___ Text section

Jenny McCarthy is a famous proponent of 'alternative' medicine and has been vocal in the argument that autism is caused by vaccines. It isn't, vaccines are harmless and not vaccinating is dangerous. The power of 'celebs' to influence inappropriate health care decisions over and above the advice of experienced scientists and medical professionals is a strange phenomenon of modern society. And it's potentially dangerous.

In the NHS



The potential for harm from untested and unproven 'alternative' therapies has already been mentioned. There are suggestions that Steve Jobs might have survived pancreatic cancer if he had not opted for quackery over the best known treatments of the day.

The NHS is underfunded in so many resources, and physiotherapy teams have been decimated. It is essential that in the limited time physiotherapists have to assess and treat patients they are using evaluations and treatments based on the best evidence.

Physiotherapists in elite sports have more opportunities for implementing 1%ers, for example when the athlete is relaxing, resting from a rehabilitation exercise or receiving a passive treatment. There is also a world of difference between launching an athlete into their career-defining event and raison d'etre, and a postman, painter and decorator, builder etc who returns to a labour-intensive, physically-demanding role with limited paid sick leave.

______

◆ Tasks to complete:
[1] In the piece on alternative medicine and NHS physiotherapy, change "quackery" to "unproven remedies" and give the passage again starting with "The potential for" and going on through "the best evidence.".
[2] Carry on the piece on alternative medicine and NHS physiotherapy from its final sentence.

___ Supplied information

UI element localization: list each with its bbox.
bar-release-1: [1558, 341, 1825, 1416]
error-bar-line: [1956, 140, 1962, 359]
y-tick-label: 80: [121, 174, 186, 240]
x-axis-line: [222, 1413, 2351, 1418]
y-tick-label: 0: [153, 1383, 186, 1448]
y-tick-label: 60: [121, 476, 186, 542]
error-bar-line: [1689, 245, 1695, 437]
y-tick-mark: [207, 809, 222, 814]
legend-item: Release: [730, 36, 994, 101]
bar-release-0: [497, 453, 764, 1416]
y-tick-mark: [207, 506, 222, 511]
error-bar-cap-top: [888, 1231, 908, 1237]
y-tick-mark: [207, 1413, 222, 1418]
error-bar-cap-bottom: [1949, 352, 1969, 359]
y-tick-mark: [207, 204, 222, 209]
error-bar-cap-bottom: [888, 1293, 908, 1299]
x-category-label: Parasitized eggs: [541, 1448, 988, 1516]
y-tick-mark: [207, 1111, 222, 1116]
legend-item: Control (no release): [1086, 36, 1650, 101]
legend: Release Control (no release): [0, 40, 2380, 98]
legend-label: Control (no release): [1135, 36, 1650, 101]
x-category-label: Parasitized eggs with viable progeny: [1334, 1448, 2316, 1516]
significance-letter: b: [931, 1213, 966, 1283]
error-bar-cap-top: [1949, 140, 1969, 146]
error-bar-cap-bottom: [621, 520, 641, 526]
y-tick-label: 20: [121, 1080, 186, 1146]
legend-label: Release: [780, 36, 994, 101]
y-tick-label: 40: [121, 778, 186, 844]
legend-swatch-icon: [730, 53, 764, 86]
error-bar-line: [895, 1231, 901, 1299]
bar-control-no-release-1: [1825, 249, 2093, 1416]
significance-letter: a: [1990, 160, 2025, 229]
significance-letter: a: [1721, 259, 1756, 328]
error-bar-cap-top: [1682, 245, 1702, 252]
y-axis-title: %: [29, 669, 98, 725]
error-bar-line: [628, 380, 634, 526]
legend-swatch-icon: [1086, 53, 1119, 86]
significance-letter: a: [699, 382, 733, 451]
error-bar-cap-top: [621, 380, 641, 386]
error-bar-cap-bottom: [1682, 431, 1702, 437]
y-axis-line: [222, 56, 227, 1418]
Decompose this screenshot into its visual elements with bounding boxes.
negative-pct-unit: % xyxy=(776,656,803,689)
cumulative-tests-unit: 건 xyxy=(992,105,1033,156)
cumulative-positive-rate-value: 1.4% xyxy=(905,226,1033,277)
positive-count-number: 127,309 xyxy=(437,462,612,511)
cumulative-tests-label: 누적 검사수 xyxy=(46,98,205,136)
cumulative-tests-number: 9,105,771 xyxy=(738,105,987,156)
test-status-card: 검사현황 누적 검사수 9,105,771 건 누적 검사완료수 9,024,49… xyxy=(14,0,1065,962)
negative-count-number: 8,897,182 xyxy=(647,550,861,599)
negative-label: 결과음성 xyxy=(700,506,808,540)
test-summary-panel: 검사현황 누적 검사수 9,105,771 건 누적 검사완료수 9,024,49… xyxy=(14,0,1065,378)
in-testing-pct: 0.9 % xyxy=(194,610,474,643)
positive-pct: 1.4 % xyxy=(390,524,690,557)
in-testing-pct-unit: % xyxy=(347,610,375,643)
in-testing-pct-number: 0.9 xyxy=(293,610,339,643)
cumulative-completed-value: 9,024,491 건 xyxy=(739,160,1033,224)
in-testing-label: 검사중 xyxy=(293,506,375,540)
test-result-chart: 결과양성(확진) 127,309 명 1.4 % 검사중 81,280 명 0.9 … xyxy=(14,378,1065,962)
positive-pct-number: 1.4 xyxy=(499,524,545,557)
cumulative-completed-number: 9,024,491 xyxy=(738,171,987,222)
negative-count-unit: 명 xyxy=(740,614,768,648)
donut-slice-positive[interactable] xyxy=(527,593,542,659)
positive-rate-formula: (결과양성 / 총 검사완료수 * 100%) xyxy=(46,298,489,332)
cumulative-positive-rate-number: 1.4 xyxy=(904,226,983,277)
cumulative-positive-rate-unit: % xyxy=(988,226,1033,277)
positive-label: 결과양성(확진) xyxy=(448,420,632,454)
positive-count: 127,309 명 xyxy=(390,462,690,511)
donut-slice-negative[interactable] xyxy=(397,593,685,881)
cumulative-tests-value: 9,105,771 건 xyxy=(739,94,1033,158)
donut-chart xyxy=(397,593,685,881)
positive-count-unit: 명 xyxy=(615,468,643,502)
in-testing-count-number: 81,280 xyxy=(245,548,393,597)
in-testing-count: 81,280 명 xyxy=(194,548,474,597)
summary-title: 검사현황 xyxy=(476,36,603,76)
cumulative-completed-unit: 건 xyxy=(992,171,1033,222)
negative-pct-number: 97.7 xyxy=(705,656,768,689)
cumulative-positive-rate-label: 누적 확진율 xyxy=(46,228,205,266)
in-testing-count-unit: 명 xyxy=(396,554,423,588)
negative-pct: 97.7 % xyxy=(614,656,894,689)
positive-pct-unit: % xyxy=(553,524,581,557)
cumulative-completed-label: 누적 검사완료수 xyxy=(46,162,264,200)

______

◆ Written answers:
[1]
The potential for harm from untested and unproven 'alternative' therapies has already been mentioned. There are suggestions that Steve Jobs might have survived pancreatic cancer if he had not opted for unproven remedies over the best known treatments of the day.

The NHS is underfunded in so many resources, and physiotherapy teams have been decimated. It is essential that in the limited time physiotherapists have to assess and treat patients they are using evaluations and treatments based on the best evidence.

[2]
Private practice

In private practice, physiotherapists are also bound by a professional code. I suggest it is unethical and immoral to take money from (often) desperate patients for unproven and often patently worthless therapies.

What do you think?


Should physiotherapists engage in 'alternative' medicine? 

I could have written pages about various types of nonsense that unethical individuals sell to unwary and ill-prepared members of the public, members of the public who are in despair as they search for a cure to their medical problems. Physiotherapists have specific training and a code of conduct which obligates them to use only interventions with evidence to support them, and certainly not to fleece patients.

As I sit here and write this blog, Horizon (a BBC Science programme) is presenting evidence for healthy eating food fads. This includes a story about a multi-millionaire currently in prison who lied about being a medical doctor and bought his PhD from an online site. He promotes a diet as a cure for cancer. He's made millions of dollars but of course many people have died and the treatment cost them thousands of dollars/pounds. 

What happens when you add Supplements to Complementary and Alternative Medicine?  It reveals SCAM. 



Do physiotherapists have an obligation to advise patients and the public of the evidence for 'alternative' medicine, following objective scientific appraisal of the evidence?

I strongly believe so. But I have suggested that critical thinking and appraisal is beyond some therapists - particularly those who are using 'alternative' medicine in private practice. I have seen use of these therapies defended by the physiotherapist by the cry of 'I have seen the patient get better with my own eyes!'. This supports not the benefits of the 'alternative' medicine but my assertion that these physiotherapists lack critical thinking and objectivity. This has to be addressed.




Finally...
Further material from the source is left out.